*YOUR ASSIGNMENT*: Can you extend the Gadzhi Budunov article below, picking up after its last sentence?

*PAGE TEXT*:
◆ ◆ ◆ ◆ ◆ ◆ ◆
Gadzhi Budunov

Personal information
- Full name: Gadzhi Budunovich Budunov
- Date of birth: 11 February 2007 (age 19)
- Place of birth: Khuchada, Shamilsky District, Russia
- Height: 1.80 m (5 ft 11 in)
- Position: Centre-forward

Team information
- Current team: Mashuk-KMV Pyatigorsk (on loan from Dynamo Makhachkala)
- Number: 9

Youth career
- 2015–2017: RDYuSSh Makhachkala
- 2017–2021: Anzhi Makhachkala
- 2022–2024: Dynamo-Moscow Makhachkala

Senior career*
- Years: Team / Apps / (Gls)
- 2024–: Dynamo Makhachkala / 3 / (0)
- 2024–: → Dynamo-2 Makhachkala / 28 / (9)
- 2026–: → Mashuk-KMV Pyatigorsk (loan) / 0 / (0)

= Gadzhi Budunov =

Russian footballer (born 2007)

Gadzhi Budunovich Budunov (Гаджи Будунович Будунов; born 11 February 2007) is a Russian football player who plays as a centre-forward for Mashuk-KMV Pyatigorsk on loan from Dynamo Makhachkala.

==Career==
Budunov made his debut in the Russian Premier League for Dynamo Makhachkal on 3 August 2025 in a game against Akhmat Grozny.
◆ ◆ ◆ ◆ ◆ ◆ ◆
Dataset entries:

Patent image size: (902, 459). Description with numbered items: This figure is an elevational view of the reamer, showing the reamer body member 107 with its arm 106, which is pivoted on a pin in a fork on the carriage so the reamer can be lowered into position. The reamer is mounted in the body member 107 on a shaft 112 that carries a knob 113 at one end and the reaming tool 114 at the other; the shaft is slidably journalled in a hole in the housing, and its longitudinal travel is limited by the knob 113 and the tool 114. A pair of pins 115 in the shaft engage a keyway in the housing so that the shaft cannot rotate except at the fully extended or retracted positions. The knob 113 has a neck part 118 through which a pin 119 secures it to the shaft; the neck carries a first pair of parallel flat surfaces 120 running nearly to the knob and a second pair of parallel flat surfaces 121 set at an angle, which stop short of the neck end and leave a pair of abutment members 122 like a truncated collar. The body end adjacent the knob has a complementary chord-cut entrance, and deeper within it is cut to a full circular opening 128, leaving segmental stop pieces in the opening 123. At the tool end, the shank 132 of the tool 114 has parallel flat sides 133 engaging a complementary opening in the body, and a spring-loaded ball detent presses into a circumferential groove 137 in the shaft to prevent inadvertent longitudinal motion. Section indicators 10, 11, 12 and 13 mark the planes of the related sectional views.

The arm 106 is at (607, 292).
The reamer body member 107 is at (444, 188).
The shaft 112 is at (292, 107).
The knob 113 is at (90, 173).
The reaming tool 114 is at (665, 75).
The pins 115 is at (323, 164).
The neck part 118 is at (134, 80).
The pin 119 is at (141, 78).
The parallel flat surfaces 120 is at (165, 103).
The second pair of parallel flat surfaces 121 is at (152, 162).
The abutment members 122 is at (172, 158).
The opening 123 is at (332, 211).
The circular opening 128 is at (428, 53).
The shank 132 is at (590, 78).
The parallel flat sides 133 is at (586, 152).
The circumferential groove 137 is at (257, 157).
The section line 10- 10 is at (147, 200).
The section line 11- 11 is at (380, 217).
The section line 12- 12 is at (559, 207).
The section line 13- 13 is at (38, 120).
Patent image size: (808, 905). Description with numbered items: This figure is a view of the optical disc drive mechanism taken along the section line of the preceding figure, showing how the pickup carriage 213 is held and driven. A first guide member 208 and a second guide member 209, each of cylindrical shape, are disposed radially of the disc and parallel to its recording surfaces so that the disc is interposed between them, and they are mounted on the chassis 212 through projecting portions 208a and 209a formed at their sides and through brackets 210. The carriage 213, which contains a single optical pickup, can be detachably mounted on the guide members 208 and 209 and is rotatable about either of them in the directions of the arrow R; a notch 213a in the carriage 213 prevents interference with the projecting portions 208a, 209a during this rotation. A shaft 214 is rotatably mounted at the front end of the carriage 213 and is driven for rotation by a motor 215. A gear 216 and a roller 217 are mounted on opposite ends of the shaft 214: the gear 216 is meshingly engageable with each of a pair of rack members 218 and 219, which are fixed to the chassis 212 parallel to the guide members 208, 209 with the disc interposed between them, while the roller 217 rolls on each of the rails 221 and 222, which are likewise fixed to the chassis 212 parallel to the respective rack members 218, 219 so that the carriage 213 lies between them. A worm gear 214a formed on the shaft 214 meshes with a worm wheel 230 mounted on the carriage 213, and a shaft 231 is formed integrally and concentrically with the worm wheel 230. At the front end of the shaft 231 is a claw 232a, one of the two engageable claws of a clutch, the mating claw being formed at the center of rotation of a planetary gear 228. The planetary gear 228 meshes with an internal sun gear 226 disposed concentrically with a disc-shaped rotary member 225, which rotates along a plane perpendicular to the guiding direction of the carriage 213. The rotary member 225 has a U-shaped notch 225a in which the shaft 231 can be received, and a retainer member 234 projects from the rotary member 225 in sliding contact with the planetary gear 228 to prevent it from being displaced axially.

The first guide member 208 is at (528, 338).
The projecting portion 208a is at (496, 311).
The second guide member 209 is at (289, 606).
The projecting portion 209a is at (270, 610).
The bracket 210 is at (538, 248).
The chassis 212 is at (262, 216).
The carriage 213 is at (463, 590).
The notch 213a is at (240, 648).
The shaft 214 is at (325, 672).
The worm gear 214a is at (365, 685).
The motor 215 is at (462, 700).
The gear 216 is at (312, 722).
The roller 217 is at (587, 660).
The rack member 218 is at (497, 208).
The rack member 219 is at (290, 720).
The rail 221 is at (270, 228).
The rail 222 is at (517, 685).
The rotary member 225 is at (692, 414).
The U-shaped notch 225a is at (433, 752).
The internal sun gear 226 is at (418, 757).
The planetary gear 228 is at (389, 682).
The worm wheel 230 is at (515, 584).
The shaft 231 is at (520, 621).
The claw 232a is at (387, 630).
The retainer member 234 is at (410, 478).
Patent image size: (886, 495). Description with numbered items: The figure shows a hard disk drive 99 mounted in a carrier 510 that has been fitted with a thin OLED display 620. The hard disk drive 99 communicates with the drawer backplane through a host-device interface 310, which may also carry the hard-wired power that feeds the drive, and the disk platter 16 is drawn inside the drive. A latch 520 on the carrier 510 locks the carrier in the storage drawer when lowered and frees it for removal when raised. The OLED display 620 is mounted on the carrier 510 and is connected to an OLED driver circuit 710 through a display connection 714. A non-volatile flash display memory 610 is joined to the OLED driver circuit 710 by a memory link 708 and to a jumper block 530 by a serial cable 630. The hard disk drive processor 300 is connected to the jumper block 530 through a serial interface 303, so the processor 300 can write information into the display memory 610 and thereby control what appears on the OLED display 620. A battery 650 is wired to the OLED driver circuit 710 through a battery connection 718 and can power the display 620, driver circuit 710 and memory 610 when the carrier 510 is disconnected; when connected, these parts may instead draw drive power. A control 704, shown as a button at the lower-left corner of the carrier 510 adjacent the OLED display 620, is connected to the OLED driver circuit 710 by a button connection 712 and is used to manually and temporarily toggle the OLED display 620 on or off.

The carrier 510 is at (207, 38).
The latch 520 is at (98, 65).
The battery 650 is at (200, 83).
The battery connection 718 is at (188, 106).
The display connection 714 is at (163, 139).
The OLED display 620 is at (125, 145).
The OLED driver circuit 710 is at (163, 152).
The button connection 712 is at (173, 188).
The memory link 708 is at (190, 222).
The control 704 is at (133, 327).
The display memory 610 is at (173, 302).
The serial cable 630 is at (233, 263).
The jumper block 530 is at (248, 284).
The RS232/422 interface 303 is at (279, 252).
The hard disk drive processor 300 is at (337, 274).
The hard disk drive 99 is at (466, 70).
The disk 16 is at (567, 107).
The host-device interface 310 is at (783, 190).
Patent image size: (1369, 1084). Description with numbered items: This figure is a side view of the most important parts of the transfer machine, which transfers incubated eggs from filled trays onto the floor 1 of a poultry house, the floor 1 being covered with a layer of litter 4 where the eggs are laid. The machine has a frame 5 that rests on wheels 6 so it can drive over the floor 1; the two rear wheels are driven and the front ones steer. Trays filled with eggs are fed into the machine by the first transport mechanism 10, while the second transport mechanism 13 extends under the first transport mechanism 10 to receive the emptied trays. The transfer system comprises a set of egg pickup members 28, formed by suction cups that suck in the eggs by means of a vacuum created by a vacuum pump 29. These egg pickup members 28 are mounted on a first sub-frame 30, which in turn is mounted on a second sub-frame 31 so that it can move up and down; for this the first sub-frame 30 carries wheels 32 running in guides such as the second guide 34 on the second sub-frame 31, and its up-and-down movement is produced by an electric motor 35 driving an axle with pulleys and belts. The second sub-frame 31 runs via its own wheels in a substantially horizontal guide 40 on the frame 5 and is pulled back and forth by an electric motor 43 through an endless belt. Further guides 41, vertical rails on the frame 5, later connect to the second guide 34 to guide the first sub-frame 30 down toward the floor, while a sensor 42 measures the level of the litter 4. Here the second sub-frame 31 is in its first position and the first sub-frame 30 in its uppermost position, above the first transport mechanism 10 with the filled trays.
◆ ◆ ◆ ◆ ◆ ◆ ◆
*EXERCISE RESPONSE*:
==Career statistics==

| Club | Season | League |  |  | Cup |  | Total |  |
| Division | Apps | Goals | Apps | Goals | Apps | Goals |
| Dynamo-2 Makhachkala | 2024 | Russian Second League B | 9 | 2 | – |  | 9 | 2 |
| 2025 | Russian Second League B | 2 | 1 | – |  | 2 | 1 |
| 2026 | Russian Second League B | 2 | 0 | – |  | 2 | 0 |
| Total |  | 13 | 3 | 0 | 0 | 13 | 3 |
| Dynamo Makhachkala | 2024–25 | Russian Premier League | 0 | 0 | 0 | 0 | 0 | 0 |
| 2025–26 | Russian Premier League | 3 | 0 | 4 | 0 | 7 | 0 |
| Total |  | 3 | 0 | 4 | 0 | 7 | 0 |
| Career total |  |  | 16 | 3 | 4 | 0 | 20 | 3 |

==Personal life==
Gadzhi's father Budun Budunov also played football professionally.